- [Given records]:
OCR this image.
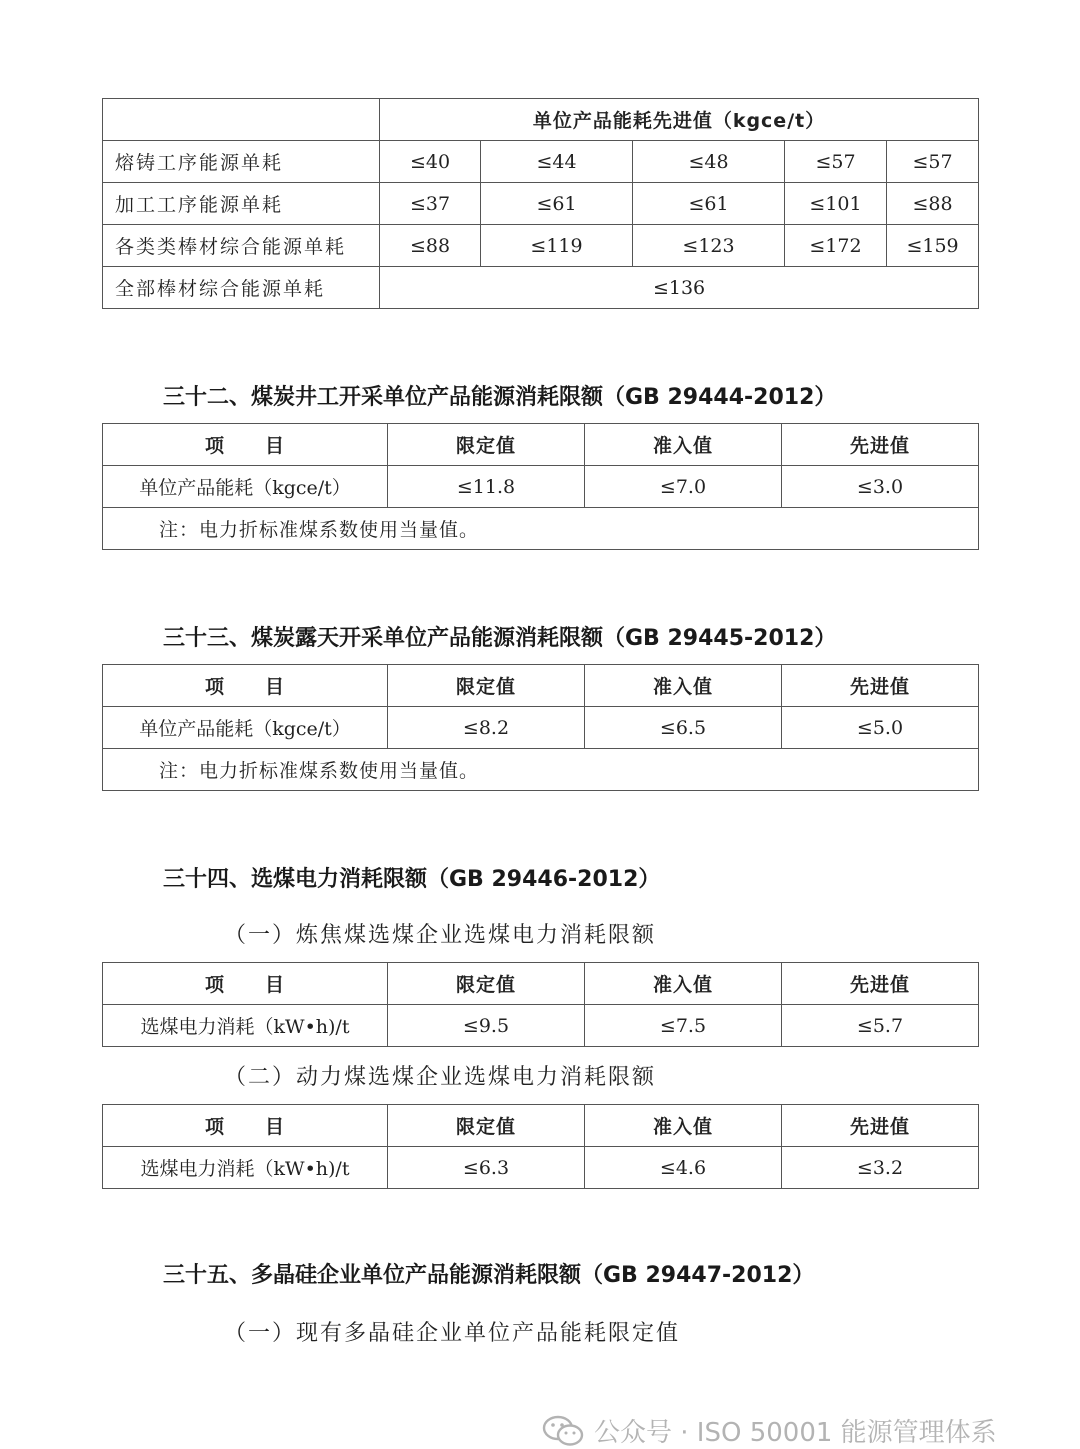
	单位产品能耗先进值（kgce/t）				
熔铸工序能源单耗	≤40	≤44	≤48	≤57	≤57
加工工序能源单耗	≤37	≤61	≤61	≤101	≤88
各类类棒材综合能源单耗	≤88	≤119	≤123	≤172	≤159
全部棒材综合能源单耗	≤136				
三十二、煤炭井工开采单位产品能源消耗限额（GB 29444-2012）
项　　目	限定值	准入值	先进值
单位产品能耗（kgce/t）	≤11.8	≤7.0	≤3.0
注：电力折标准煤系数使用当量值。			
三十三、煤炭露天开采单位产品能源消耗限额（GB 29445-2012）
项　　目	限定值	准入值	先进值
单位产品能耗（kgce/t）	≤8.2	≤6.5	≤5.0
注：电力折标准煤系数使用当量值。			
三十四、选煤电力消耗限额（GB 29446-2012）

（一）炼焦煤选煤企业选煤电力消耗限额

项　　目	限定值	准入值	先进值
选煤电力消耗（kW•h)/t	≤9.5	≤7.5	≤5.7

（二）动力煤选煤企业选煤电力消耗限额

项　　目	限定值	准入值	先进值
选煤电力消耗（kW•h)/t	≤6.3	≤4.6	≤3.2
三十五、多晶硅企业单位产品能源消耗限额（GB 29447-2012）

（一）现有多晶硅企业单位产品能耗限定值

公众号 · ISO 50001 能源管理体系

- [Work to complete]:
From the listing above, copy out each line where the word "kgce" appears.

- [Answer to this problem]:
	单位产品能耗先进值（kgce/t）				
单位产品能耗（kgce/t）	≤11.8	≤7.0	≤3.0
单位产品能耗（kgce/t）	≤8.2	≤6.5	≤5.0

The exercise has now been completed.